Objective: Return all of the data exactly as written, without the pictures.

Data:
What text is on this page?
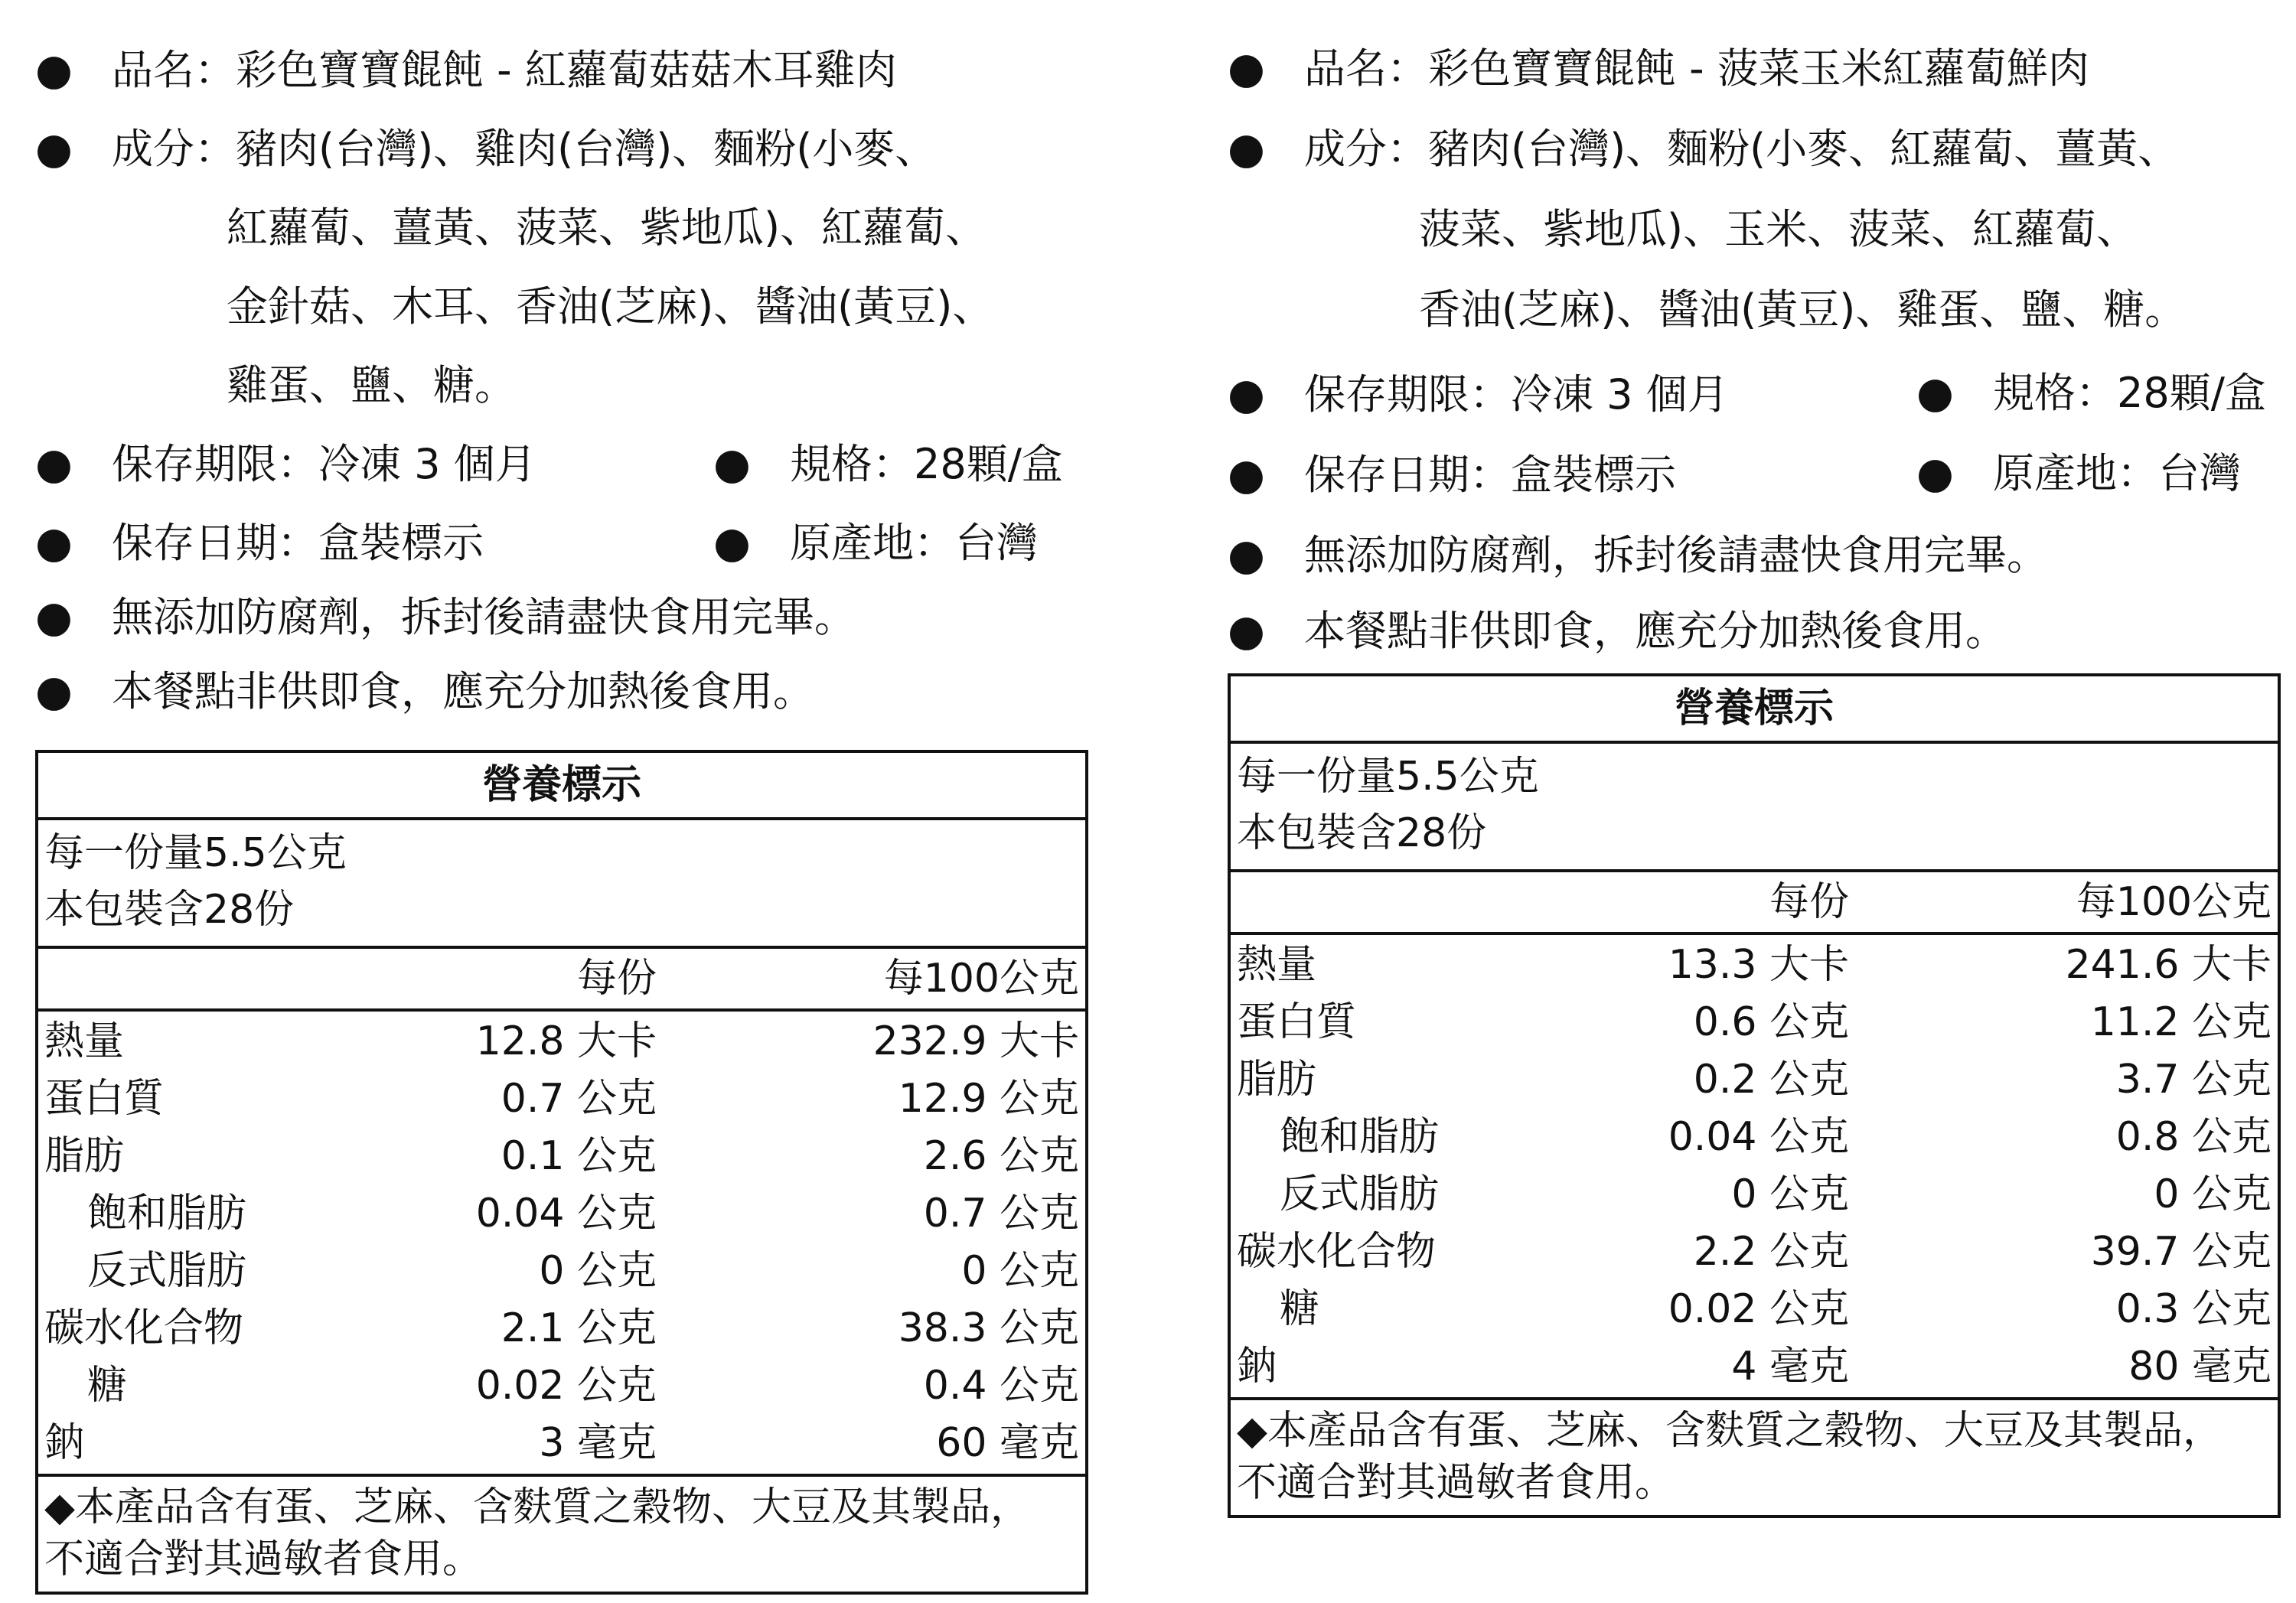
● 品名：彩色寶寶餛飩 - 紅蘿蔔菇菇木耳雞肉
● 成分：豬肉(台灣)、雞肉(台灣)、麵粉(小麥、
紅蘿蔔、薑黃、菠菜、紫地瓜)、紅蘿蔔、
金針菇、木耳、香油(芝麻)、醬油(黃豆)、
雞蛋、鹽、糖。
● 保存期限：冷凍 3 個月	● 規格：28顆/盒
● 保存日期：盒裝標示	● 原產地：台灣
● 無添加防腐劑，拆封後請盡快食用完畢。
● 本餐點非供即食，應充分加熱後食用。
營養標示
每一份量5.5公克
本包裝含28份
每份	每100公克
熱量	12.8 大卡	232.9 大卡
蛋白質	0.7 公克	12.9 公克
脂肪	0.1 公克	2.6 公克
飽和脂肪	0.04 公克	0.7 公克
反式脂肪	0 公克	0 公克
碳水化合物	2.1 公克	38.3 公克
糖	0.02 公克	0.4 公克
鈉	3 毫克	60 毫克
◆本產品含有蛋、芝麻、含麩質之穀物、大豆及其製品，
不適合對其過敏者食用。
● 品名：彩色寶寶餛飩 - 菠菜玉米紅蘿蔔鮮肉
● 成分：豬肉(台灣)、麵粉(小麥、紅蘿蔔、薑黃、
菠菜、紫地瓜)、玉米、菠菜、紅蘿蔔、
香油(芝麻)、醬油(黃豆)、雞蛋、鹽、糖。
● 保存期限：冷凍 3 個月	● 規格：28顆/盒
● 保存日期：盒裝標示	● 原產地：台灣
● 無添加防腐劑，拆封後請盡快食用完畢。
● 本餐點非供即食，應充分加熱後食用。
營養標示
每一份量5.5公克
本包裝含28份
每份	每100公克
熱量	13.3 大卡	241.6 大卡
蛋白質	0.6 公克	11.2 公克
脂肪	0.2 公克	3.7 公克
飽和脂肪	0.04 公克	0.8 公克
反式脂肪	0 公克	0 公克
碳水化合物	2.2 公克	39.7 公克
糖	0.02 公克	0.3 公克
鈉	4 毫克	80 毫克
◆本產品含有蛋、芝麻、含麩質之穀物、大豆及其製品，
不適合對其過敏者食用。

Output below:
What text is on this page?
● 品名：彩色寶寶餛飩 - 紅蘿蔔菇菇木耳雞肉
● 成分：豬肉(台灣)、雞肉(台灣)、麵粉(小麥、
紅蘿蔔、薑黃、菠菜、紫地瓜)、紅蘿蔔、
金針菇、木耳、香油(芝麻)、醬油(黃豆)、
雞蛋、鹽、糖。
● 保存期限：冷凍 3 個月	● 規格：28顆/盒
● 保存日期：盒裝標示	● 原產地：台灣
● 無添加防腐劑，拆封後請盡快食用完畢。
● 本餐點非供即食，應充分加熱後食用。
營養標示
每一份量5.5公克
本包裝含28份
每份	每100公克
熱量	12.8 大卡	232.9 大卡
蛋白質	0.7 公克	12.9 公克
脂肪	0.1 公克	2.6 公克
飽和脂肪	0.04 公克	0.7 公克
反式脂肪	0 公克	0 公克
碳水化合物	2.1 公克	38.3 公克
糖	0.02 公克	0.4 公克
鈉	3 毫克	60 毫克
◆本產品含有蛋、芝麻、含麩質之穀物、大豆及其製品，
不適合對其過敏者食用。
● 品名：彩色寶寶餛飩 - 菠菜玉米紅蘿蔔鮮肉
● 成分：豬肉(台灣)、麵粉(小麥、紅蘿蔔、薑黃、
菠菜、紫地瓜)、玉米、菠菜、紅蘿蔔、
香油(芝麻)、醬油(黃豆)、雞蛋、鹽、糖。
● 保存期限：冷凍 3 個月	● 規格：28顆/盒
● 保存日期：盒裝標示	● 原產地：台灣
● 無添加防腐劑，拆封後請盡快食用完畢。
● 本餐點非供即食，應充分加熱後食用。
營養標示
每一份量5.5公克
本包裝含28份
每份	每100公克
熱量	13.3 大卡	241.6 大卡
蛋白質	0.6 公克	11.2 公克
脂肪	0.2 公克	3.7 公克
飽和脂肪	0.04 公克	0.8 公克
反式脂肪	0 公克	0 公克
碳水化合物	2.2 公克	39.7 公克
糖	0.02 公克	0.3 公克
鈉	4 毫克	80 毫克
◆本產品含有蛋、芝麻、含麩質之穀物、大豆及其製品，
不適合對其過敏者食用。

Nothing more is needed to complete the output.